[Dataset entries]
----

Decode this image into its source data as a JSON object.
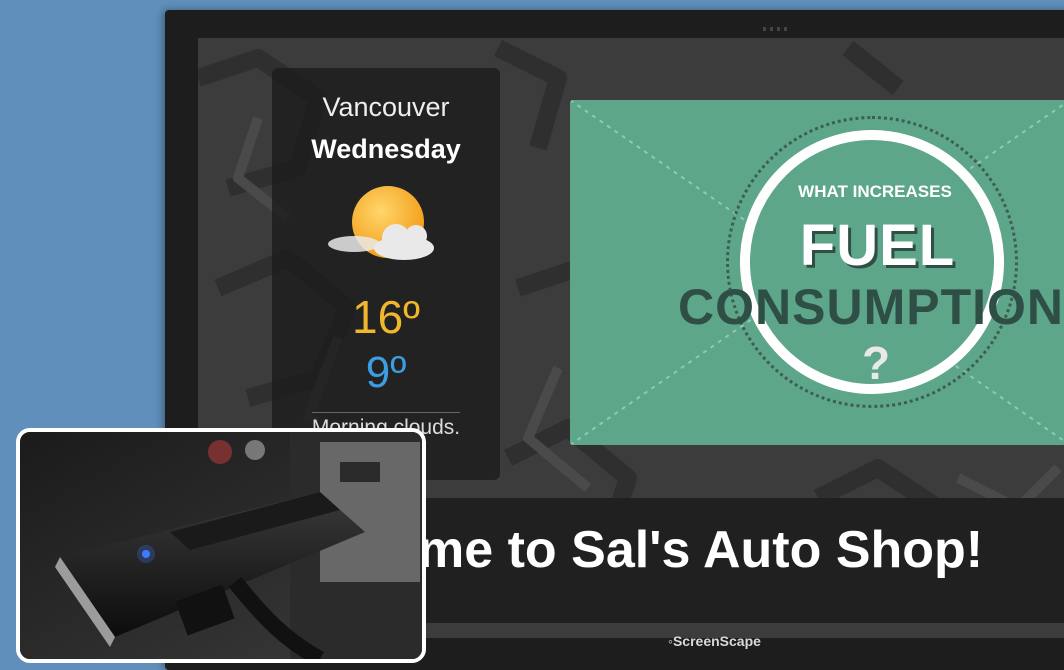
{
  "weather": {
    "city": "Vancouver",
    "day": "Wednesday",
    "high": "16º",
    "low": "9º",
    "condition": "Morning clouds.",
    "icon": "partly-cloudy-sun-icon",
    "high_color": "#f0b62c",
    "low_color": "#3c9ee0"
  },
  "promo": {
    "kicker": "WHAT INCREASES",
    "headline": "FUEL",
    "subhead": "CONSUMPTION",
    "question": "?",
    "background_color": "#5ea68a"
  },
  "ticker": {
    "message": "me to Sal's Auto Shop!"
  },
  "footer": {
    "brand": "ScreenScape"
  },
  "inset_photo": {
    "subject": "compute-stick-device-icon"
  },
  "colors": {
    "wall": "#5f8fba",
    "bezel": "#1d1d1d"
  }
}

----

Retype the records exactly. Any image in them should not appear in what you write.

▶ _FULL ANSWER_
Decode this image into its source data as a JSON object.
{
  "weather": {
    "city": "Vancouver",
    "day": "Wednesday",
    "high": "16º",
    "low": "9º",
    "condition": "Morning clouds.",
    "icon": "partly-cloudy-sun-icon",
    "high_color": "#f0b62c",
    "low_color": "#3c9ee0"
  },
  "promo": {
    "kicker": "WHAT INCREASES",
    "headline": "FUEL",
    "subhead": "CONSUMPTION",
    "question": "?",
    "background_color": "#5ea68a"
  },
  "ticker": {
    "message": "me to Sal's Auto Shop!"
  },
  "footer": {
    "brand": "ScreenScape"
  },
  "inset_photo": {
    "subject": "compute-stick-device-icon"
  },
  "colors": {
    "wall": "#5f8fba",
    "bezel": "#1d1d1d"
  }
}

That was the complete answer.